++++ MATERIAL ++++

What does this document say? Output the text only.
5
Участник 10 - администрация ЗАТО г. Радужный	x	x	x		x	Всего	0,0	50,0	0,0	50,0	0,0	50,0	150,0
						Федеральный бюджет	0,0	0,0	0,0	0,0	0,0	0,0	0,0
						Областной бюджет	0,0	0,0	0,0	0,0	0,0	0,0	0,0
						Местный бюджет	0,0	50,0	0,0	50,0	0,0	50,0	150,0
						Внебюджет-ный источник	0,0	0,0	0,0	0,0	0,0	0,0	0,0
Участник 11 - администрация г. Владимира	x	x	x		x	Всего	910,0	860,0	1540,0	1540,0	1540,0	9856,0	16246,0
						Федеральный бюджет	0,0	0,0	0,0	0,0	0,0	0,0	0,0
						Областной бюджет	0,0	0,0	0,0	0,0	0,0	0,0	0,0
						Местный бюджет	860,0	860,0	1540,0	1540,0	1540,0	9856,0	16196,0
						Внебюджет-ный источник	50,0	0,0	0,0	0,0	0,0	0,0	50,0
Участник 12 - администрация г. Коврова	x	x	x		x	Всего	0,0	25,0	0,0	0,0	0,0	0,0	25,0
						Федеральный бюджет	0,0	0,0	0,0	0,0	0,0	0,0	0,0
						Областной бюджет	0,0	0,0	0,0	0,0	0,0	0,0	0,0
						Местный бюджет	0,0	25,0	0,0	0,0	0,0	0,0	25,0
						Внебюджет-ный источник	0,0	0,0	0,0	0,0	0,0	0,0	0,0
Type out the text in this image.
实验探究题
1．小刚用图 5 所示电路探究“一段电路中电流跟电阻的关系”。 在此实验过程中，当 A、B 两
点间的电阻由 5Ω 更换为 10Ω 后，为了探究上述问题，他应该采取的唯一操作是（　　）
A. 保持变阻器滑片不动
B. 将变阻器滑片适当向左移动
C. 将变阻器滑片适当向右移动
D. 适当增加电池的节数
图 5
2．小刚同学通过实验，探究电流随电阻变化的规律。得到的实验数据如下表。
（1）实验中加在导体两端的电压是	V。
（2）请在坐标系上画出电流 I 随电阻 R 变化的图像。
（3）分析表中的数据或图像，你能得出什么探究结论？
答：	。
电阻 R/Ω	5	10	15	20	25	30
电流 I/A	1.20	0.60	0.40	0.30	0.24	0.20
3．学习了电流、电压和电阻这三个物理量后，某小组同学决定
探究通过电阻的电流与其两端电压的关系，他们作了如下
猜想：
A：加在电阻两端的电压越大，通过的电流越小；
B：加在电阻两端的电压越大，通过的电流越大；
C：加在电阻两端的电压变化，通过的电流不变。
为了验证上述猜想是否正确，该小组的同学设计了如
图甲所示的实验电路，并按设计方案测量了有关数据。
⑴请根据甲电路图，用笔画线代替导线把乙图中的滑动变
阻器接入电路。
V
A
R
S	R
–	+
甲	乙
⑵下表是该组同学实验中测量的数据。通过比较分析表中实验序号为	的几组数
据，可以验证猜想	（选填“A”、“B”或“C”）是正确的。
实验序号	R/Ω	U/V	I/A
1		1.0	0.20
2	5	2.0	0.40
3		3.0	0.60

++++

TASK BRIEF:
Go through the data and return every record exactly.

EXERCISE RESPONSE:
What does this document say? Output the text only.
5
Участник 10 - администрация ЗАТО г. Радужный	x	x	x		x	Всего	0,0	50,0	0,0	50,0	0,0	50,0	150,0
						Федеральный бюджет	0,0	0,0	0,0	0,0	0,0	0,0	0,0
						Областной бюджет	0,0	0,0	0,0	0,0	0,0	0,0	0,0
						Местный бюджет	0,0	50,0	0,0	50,0	0,0	50,0	150,0
						Внебюджет-ный источник	0,0	0,0	0,0	0,0	0,0	0,0	0,0
Участник 11 - администрация г. Владимира	x	x	x		x	Всего	910,0	860,0	1540,0	1540,0	1540,0	9856,0	16246,0
						Федеральный бюджет	0,0	0,0	0,0	0,0	0,0	0,0	0,0
						Областной бюджет	0,0	0,0	0,0	0,0	0,0	0,0	0,0
						Местный бюджет	860,0	860,0	1540,0	1540,0	1540,0	9856,0	16196,0
						Внебюджет-ный источник	50,0	0,0	0,0	0,0	0,0	0,0	50,0
Участник 12 - администрация г. Коврова	x	x	x		x	Всего	0,0	25,0	0,0	0,0	0,0	0,0	25,0
						Федеральный бюджет	0,0	0,0	0,0	0,0	0,0	0,0	0,0
						Областной бюджет	0,0	0,0	0,0	0,0	0,0	0,0	0,0
						Местный бюджет	0,0	25,0	0,0	0,0	0,0	0,0	25,0
						Внебюджет-ный источник	0,0	0,0	0,0	0,0	0,0	0,0	0,0
Type out the text in this image.
实验探究题
1．小刚用图 5 所示电路探究“一段电路中电流跟电阻的关系”。 在此实验过程中，当 A、B 两
点间的电阻由 5Ω 更换为 10Ω 后，为了探究上述问题，他应该采取的唯一操作是（　　）
A. 保持变阻器滑片不动
B. 将变阻器滑片适当向左移动
C. 将变阻器滑片适当向右移动
D. 适当增加电池的节数
图 5
2．小刚同学通过实验，探究电流随电阻变化的规律。得到的实验数据如下表。
（1）实验中加在导体两端的电压是	V。
（2）请在坐标系上画出电流 I 随电阻 R 变化的图像。
（3）分析表中的数据或图像，你能得出什么探究结论？
答：	。
电阻 R/Ω	5	10	15	20	25	30
电流 I/A	1.20	0.60	0.40	0.30	0.24	0.20
3．学习了电流、电压和电阻这三个物理量后，某小组同学决定
探究通过电阻的电流与其两端电压的关系，他们作了如下
猜想：
A：加在电阻两端的电压越大，通过的电流越小；
B：加在电阻两端的电压越大，通过的电流越大；
C：加在电阻两端的电压变化，通过的电流不变。
为了验证上述猜想是否正确，该小组的同学设计了如
图甲所示的实验电路，并按设计方案测量了有关数据。
⑴请根据甲电路图，用笔画线代替导线把乙图中的滑动变
阻器接入电路。
V
A
R
S	R
–	+
甲	乙
⑵下表是该组同学实验中测量的数据。通过比较分析表中实验序号为	的几组数
据，可以验证猜想	（选填“A”、“B”或“C”）是正确的。
实验序号	R/Ω	U/V	I/A
1		1.0	0.20
2	5	2.0	0.40
3		3.0	0.60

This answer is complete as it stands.